─── Data shown ───
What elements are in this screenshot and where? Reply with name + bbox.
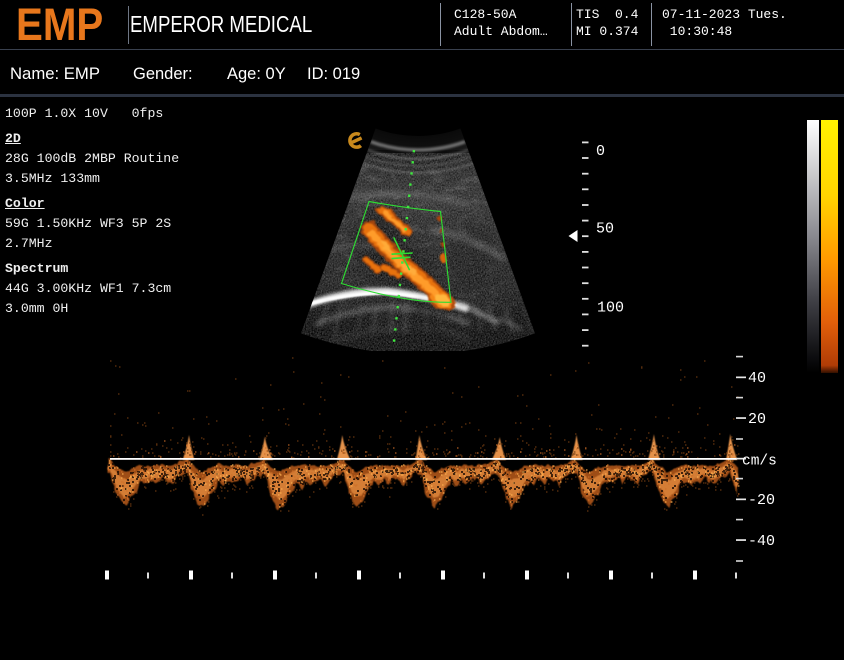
svg-text:20: 20: [748, 411, 766, 428]
svg-text:100: 100: [597, 299, 624, 316]
svg-text:50: 50: [596, 221, 614, 238]
svg-text:0: 0: [596, 143, 605, 160]
svg-text:40: 40: [748, 370, 766, 387]
svg-text:-20: -20: [748, 492, 775, 509]
svg-text:cm/s: cm/s: [742, 454, 777, 470]
svg-text:-40: -40: [748, 533, 775, 550]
───
Task prompt: Return each line of the data above verbatim, omitting the pictures.

The completed task:
What elements are in this screenshot and where? Reply with name + bbox.
svg-text:20: 20: [748, 411, 766, 428]
svg-text:100: 100: [597, 299, 624, 316]
svg-text:50: 50: [596, 221, 614, 238]
svg-text:0: 0: [596, 143, 605, 160]
svg-text:40: 40: [748, 370, 766, 387]
svg-text:-20: -20: [748, 492, 775, 509]
svg-text:cm/s: cm/s: [742, 454, 777, 470]
svg-text:-40: -40: [748, 533, 775, 550]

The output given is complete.